--- start PASSAGE TO READ ---

7.3.1 Device Data Path Operation

The DS125DF1610 data path consists of several key blocks as shown in Figure 2. These key circuits are:

• AC-coupled Receiver with Signal Detect
• CTLE
• Cross Point Switch
• DFE with VGA
• CDR
• Differential Driver with FIR Filter

7.3.2 AC-Coupled Receiver with Signal Detect

The differential receiver for each DS125DF1610 channel contains on chip AC coupling capacitors. The minimum bandwidth for this AC coupled receiver is 16kHz. The receiver also contains a signal detect circuit.

The signal detect circuit monitors the energy level on the receiver inputs and powers on or off the rest of the high speed data path if a signal is detected or not. By default, each channel allows the signal detect circuit to automatically power on or off the rest of the high speed data path depending on if a signal is present. The signal detect block can be manually controlled in the SMBus channel registers. This can be useful if it is desired manually force channels to be disabled. For information on how to manually operate the signal detect circuit please see the DS125DF1610 Programming Guide and channel register 0x14 information.

7.3.3 CTLE

The CTLE in the DS125DF1610 is a fully adaptive equalizer with adjustable bandwidth and optional limiting stage. The CTLE adapts according to a Figure of Merit (FOM) calculation during the lock acquisition process. Once the CDR has locked and the CTLE has been adapted, the CTLE boost level will be frozen until a manual re-adapt command is issued or until the CDR re-enters the lock acquisition state. The CTLE is typically re-adapted by resetting the CDR, set and then clear channel register 0x0A[3:2].

--- end PASSAGE TO READ ---
--- start STORED RECORDS ---

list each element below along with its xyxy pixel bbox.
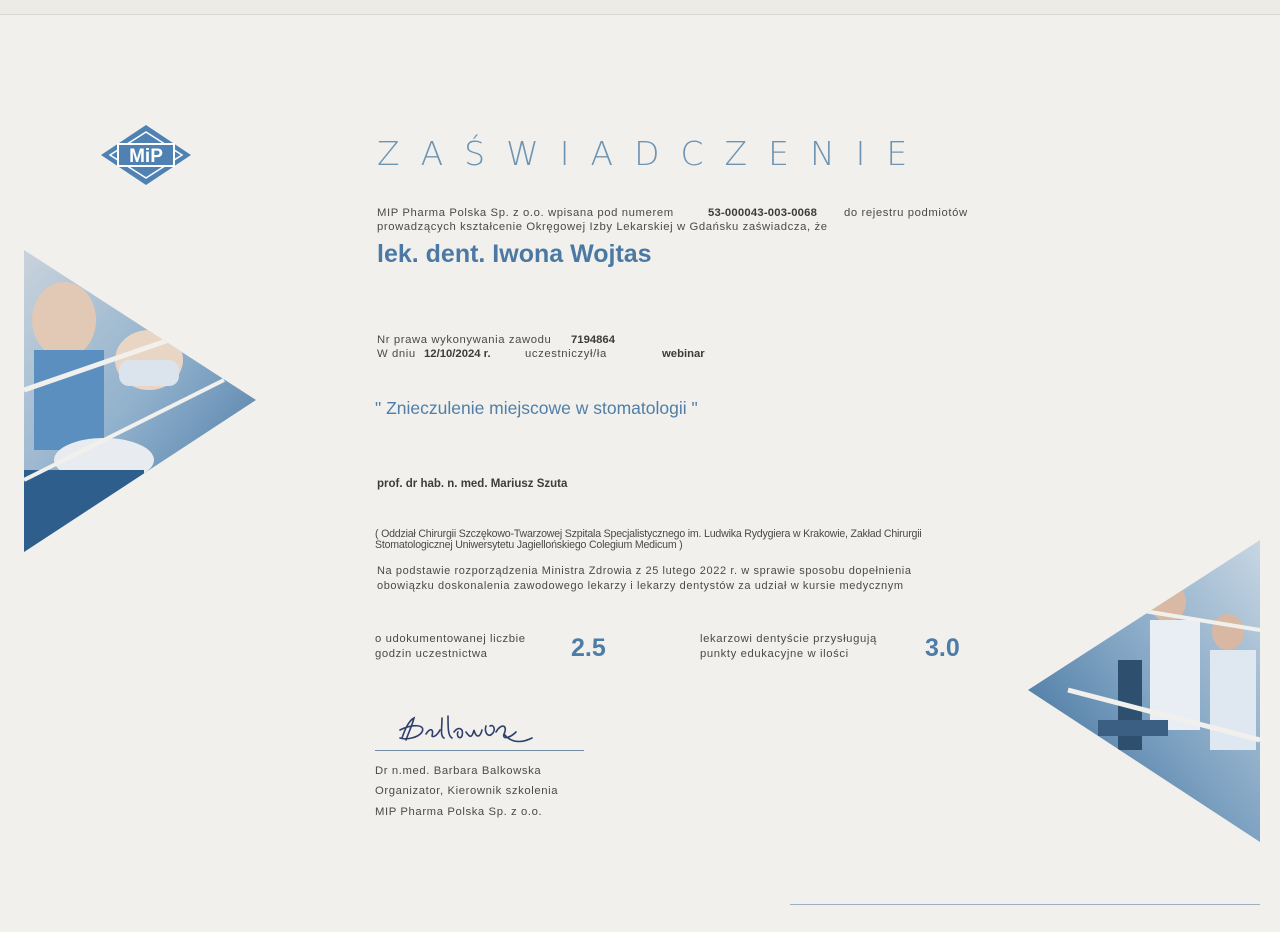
lecturer-affiliation-line1: ( Oddział Chirurgii Szczękowo-Twarzowej Szpitala Specjalistycznego im. Ludwika Rydygiera w Krakowie, Zakład Chirurgii	[375, 528, 922, 540]
license-label: Nr prawa wykonywania zawodu	[377, 334, 552, 346]
hours-label-line2: godzin uczestnictwa	[375, 648, 488, 660]
intro-line1-suffix: do rejestru podmiotów	[844, 207, 968, 219]
bottom-rule	[790, 904, 1260, 905]
intro-line1-prefix: MIP Pharma Polska Sp. z o.o. wpisana pod numerem	[377, 207, 674, 219]
hours-label-line1: o udokumentowanej liczbie	[375, 633, 526, 645]
lab-photo-collage-right	[1028, 540, 1260, 842]
participated-label: uczestniczył/ła	[525, 348, 607, 360]
points-value: 3.0	[925, 634, 960, 662]
logo-text: MiP	[129, 146, 163, 167]
hours-value: 2.5	[571, 634, 606, 662]
registry-number: 53-000043-003-0068	[708, 207, 818, 219]
dental-photo-collage-left	[24, 250, 256, 552]
mip-logo	[100, 124, 192, 186]
legal-basis-line2: obowiązku doskonalenia zawodowego lekarzy i lekarzy dentystów za udział w kursie medycznym	[377, 580, 904, 592]
signature-script: Balkowsk	[392, 708, 397, 709]
course-date: 12/10/2024 r.	[424, 348, 491, 360]
legal-basis-line1: Na podstawie rozporządzenia Ministra Zdrowia z 25 lutego 2022 r. w sprawie sposobu dopełnienia	[377, 565, 912, 577]
handwritten-signature	[392, 708, 542, 752]
points-label-line2: punkty edukacyjne w ilości	[700, 648, 849, 660]
lecturer-affiliation-line2: Stomatologicznej Uniwersytetu Jagiellońskiego Colegium Medicum )	[375, 539, 683, 551]
signatory-name: Dr n.med. Barbara Balkowska	[375, 765, 542, 777]
certificate-title: ZAŚWIADCZENIE	[377, 134, 929, 173]
license-number: 7194864	[571, 334, 615, 346]
signatory-role: Organizator, Kierownik szkolenia	[375, 785, 559, 797]
course-title: " Znieczulenie miejscowe w stomatologii "	[375, 398, 698, 418]
signatory-company: MIP Pharma Polska Sp. z o.o.	[375, 806, 543, 818]
lecturer-name: prof. dr hab. n. med. Mariusz Szuta	[377, 478, 568, 490]
date-prefix: W dniu	[377, 348, 416, 360]
intro-line2: prowadzących kształcenie Okręgowej Izby Lekarskiej w Gdańsku zaświadcza, że	[377, 221, 828, 233]
course-format: webinar	[662, 348, 705, 360]
participant-name: lek. dent. Iwona Wojtas	[377, 240, 652, 268]
signature-line	[375, 750, 584, 751]
points-label-line1: lekarzowi dentyście przysługują	[700, 633, 877, 645]
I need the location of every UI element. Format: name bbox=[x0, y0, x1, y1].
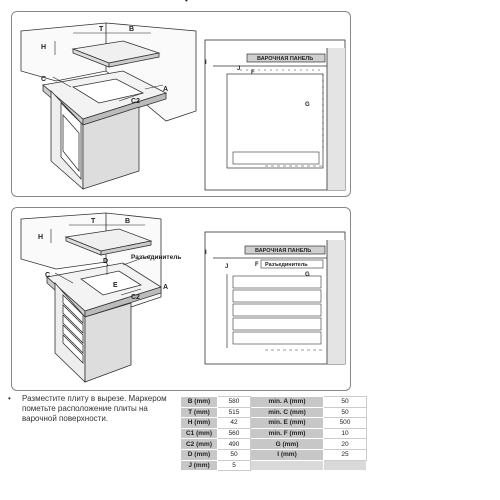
table-row bbox=[181, 397, 367, 408]
label-T: T bbox=[99, 26, 104, 33]
table-cell-v2: 10 bbox=[324, 428, 367, 439]
label2-I: I bbox=[205, 250, 207, 256]
instruction-note bbox=[8, 394, 178, 424]
connector-label-2: Разъединитель bbox=[265, 262, 308, 268]
cabinet-illustration-2 bbox=[11, 207, 201, 391]
label-G: G bbox=[305, 102, 310, 108]
table-cell-l2: I (mm) bbox=[251, 449, 324, 460]
table-cell-v1: 490 bbox=[218, 439, 251, 450]
label2-G: G bbox=[305, 272, 310, 278]
table-cell-v2: 20 bbox=[324, 439, 367, 450]
table-row bbox=[181, 449, 367, 460]
label2-C2: C2 bbox=[131, 294, 140, 301]
table-cell-l1: T (mm) bbox=[181, 407, 218, 418]
label2-H: H bbox=[38, 234, 44, 241]
table-cell-v1: 42 bbox=[218, 418, 251, 429]
table-cell-v2: 50 bbox=[324, 407, 367, 418]
label-B: B bbox=[129, 26, 135, 33]
table-cell-v2: 50 bbox=[324, 397, 367, 408]
label-I: I bbox=[205, 60, 207, 66]
table-cell-l1: C1 (mm) bbox=[181, 428, 218, 439]
table-cell-v1: 580 bbox=[218, 397, 251, 408]
table-cell-v2 bbox=[324, 460, 367, 471]
label2-D: D bbox=[103, 258, 109, 265]
table-cell-v1: 515 bbox=[218, 407, 251, 418]
table-cell-v2: 500 bbox=[324, 418, 367, 429]
label-F: F bbox=[251, 70, 255, 76]
connector-label: Разъединитель bbox=[131, 254, 182, 261]
table-cell-l1: D (mm) bbox=[181, 449, 218, 460]
table-row bbox=[181, 428, 367, 439]
label2-J: J bbox=[225, 264, 229, 270]
cabinet-illustration-1 bbox=[11, 11, 201, 197]
section-drawing-1 bbox=[205, 40, 345, 190]
section-drawing-2 bbox=[205, 232, 345, 364]
top-dot: • bbox=[185, 0, 188, 5]
label-C2: C2 bbox=[131, 98, 140, 105]
table-cell-l2 bbox=[251, 460, 324, 471]
bullet-glyph: • bbox=[8, 394, 11, 403]
table-cell-l2: min. A (mm) bbox=[251, 397, 324, 408]
label2-A: A bbox=[163, 284, 169, 291]
table-cell-l1: H (mm) bbox=[181, 418, 218, 429]
table-cell-v1: 5 bbox=[218, 460, 251, 471]
label2-F: F bbox=[255, 262, 259, 268]
label-J: J bbox=[237, 66, 241, 72]
table-cell-l2: min. E (mm) bbox=[251, 418, 324, 429]
table-cell-v2: 25 bbox=[324, 449, 367, 460]
table-cell-v1: 560 bbox=[218, 428, 251, 439]
table-cell-l2: min. C (mm) bbox=[251, 407, 324, 418]
table-row bbox=[181, 407, 367, 418]
table-cell-v1: 50 bbox=[218, 449, 251, 460]
table-cell-l1: J (mm) bbox=[181, 460, 218, 471]
table-cell-l2: min. F (mm) bbox=[251, 428, 324, 439]
instruction-text: Разместите плиту в вырезе. Маркером пометьте расположение плиты на варочной поверхности. bbox=[22, 394, 167, 423]
dimension-table bbox=[180, 396, 367, 471]
label-H: H bbox=[41, 44, 47, 51]
label-A: A bbox=[163, 86, 169, 93]
label2-C: C bbox=[45, 272, 51, 279]
table-cell-l2: G (mm) bbox=[251, 439, 324, 450]
hob-label-1: ВАРОЧНАЯ ПАНЕЛЬ bbox=[257, 56, 314, 62]
label2-E: E bbox=[113, 282, 118, 289]
label2-T: T bbox=[91, 218, 96, 225]
table-row bbox=[181, 418, 367, 429]
table-cell-l1: C2 (mm) bbox=[181, 439, 218, 450]
label-C: C bbox=[41, 76, 47, 83]
table-row bbox=[181, 460, 367, 471]
table-row bbox=[181, 439, 367, 450]
hob-label-2: ВАРОЧНАЯ ПАНЕЛЬ bbox=[255, 248, 312, 254]
table-cell-l1: B (mm) bbox=[181, 397, 218, 408]
label2-B: B bbox=[125, 218, 131, 225]
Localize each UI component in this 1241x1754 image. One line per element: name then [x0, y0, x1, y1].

--- end STORED RECORDS ---

▶ **THINGS TO DO**
A - Please output the lines of the records from the line with "lecturer-affiliation-line1: ( Oddział" to the line with "207, 818, 219]", word for word.
B - Continue the datasheet passage on the DS125DF1610 data path from its last sentence.

▶ **ANSWERS FOR THE EXERCISE**
A -
lecturer-affiliation-line1: ( Oddział Chirurgii Szczękowo-Twarzowej Szpitala Specjalistycznego im. Ludwika Rydygiera w Krakowie, Zakład Chirurgii	[375, 528, 922, 540]
license-label: Nr prawa wykonywania zawodu	[377, 334, 552, 346]
hours-label-line2: godzin uczestnictwa	[375, 648, 488, 660]
intro-line1-suffix: do rejestru podmiotów	[844, 207, 968, 219]
bottom-rule	[790, 904, 1260, 905]
intro-line1-prefix: MIP Pharma Polska Sp. z o.o. wpisana pod numerem	[377, 207, 674, 219]
hours-label-line1: o udokumentowanej liczbie	[375, 633, 526, 645]
lab-photo-collage-right	[1028, 540, 1260, 842]
participated-label: uczestniczył/ła	[525, 348, 607, 360]
points-value: 3.0	[925, 634, 960, 662]
logo-text: MiP	[129, 146, 163, 167]
hours-value: 2.5	[571, 634, 606, 662]
registry-number: 53-000043-003-0068	[708, 207, 818, 219]

B -
The CTLE consists of 4 stages, with each stage having 2-bit boost control. This allows for 256 different stage-boost combinations. The CTLE adaption algorithm allows the CTLE to adapt through 32 of these stage-boost combinations. These 32 stage-boost combinations comprise the EQ Table in the channel registers; see channel registers 0x40 through 0x5F. This EQ Table can be reprogrammed to support up to 32 of the 256 stage-boost settings. Users also have the option of limiting the EQ table length to any value between a minimum value of 1 and a maximum value of 32.

CTLE boost levels are determined by summing the boosts levels of the 4 stages. Different stage-boost combinations that sum to the same number will have approximately the same boost level, but will result in a different shape for the EQ transfer function (boost curve). The boost levels can be set between 0 dB and 31 dB.

The CTLE bandwidth can be adjusted through SMBus control to 3 different levels:

The fourth stage in the CTLE can be programmed through the SMBus interface to become a limiting stage rather than a linear stage. This is useful in some applications, but it should not be typically used in combination with the DFE.

7.3.4 Cross Point Switch

Each quad has a 4x4 non-blocking analog cross point switch. This allows for full switching or broadcasting of data between any input within the quad to any output within the quad. Since the cross point switch is an analog implementation, all of the channels are allowed to operate asynchronously. The analog implementation also minimizes added latency through the device.

As shown in Figure 3, the cross point switch connections for each quad are located between CTLE and DFE in each channel.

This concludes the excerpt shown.